- Objective:
Word for word, give the material below again, minus any images.

- Extracted material:
►

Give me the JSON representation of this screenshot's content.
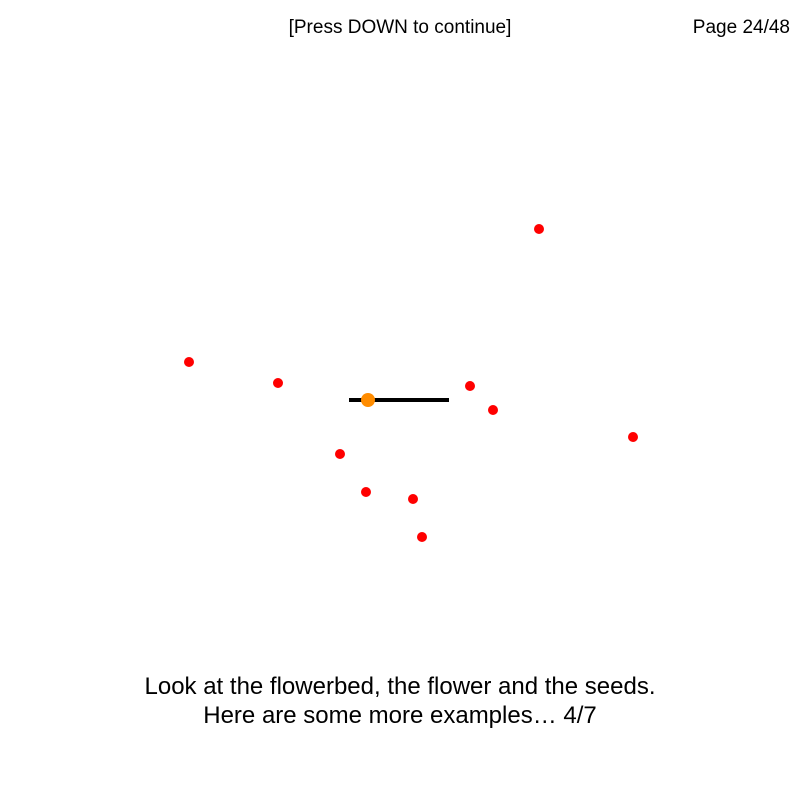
{
  "header": {
    "prompt": "[Press DOWN to continue]",
    "page_indicator": "Page 24/48"
  },
  "instructions": {
    "line1": "Look at the flowerbed, the flower and the seeds.",
    "line2": "Here are some more examples… 4/7"
  },
  "colors": {
    "background": "#ffffff",
    "seed": "#ff0000",
    "flower": "#ff8c00",
    "flowerbed": "#000000"
  }
}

◄

- Correct answer:
Give me the JSON representation of this screenshot's content.
{
  "header": {
    "prompt": "[Press DOWN to continue]",
    "page_indicator": "Page 24/48"
  },
  "instructions": {
    "line1": "Look at the flowerbed, the flower and the seeds.",
    "line2": "Here are some more examples… 4/7"
  },
  "colors": {
    "background": "#ffffff",
    "seed": "#ff0000",
    "flower": "#ff8c00",
    "flowerbed": "#000000"
  }
}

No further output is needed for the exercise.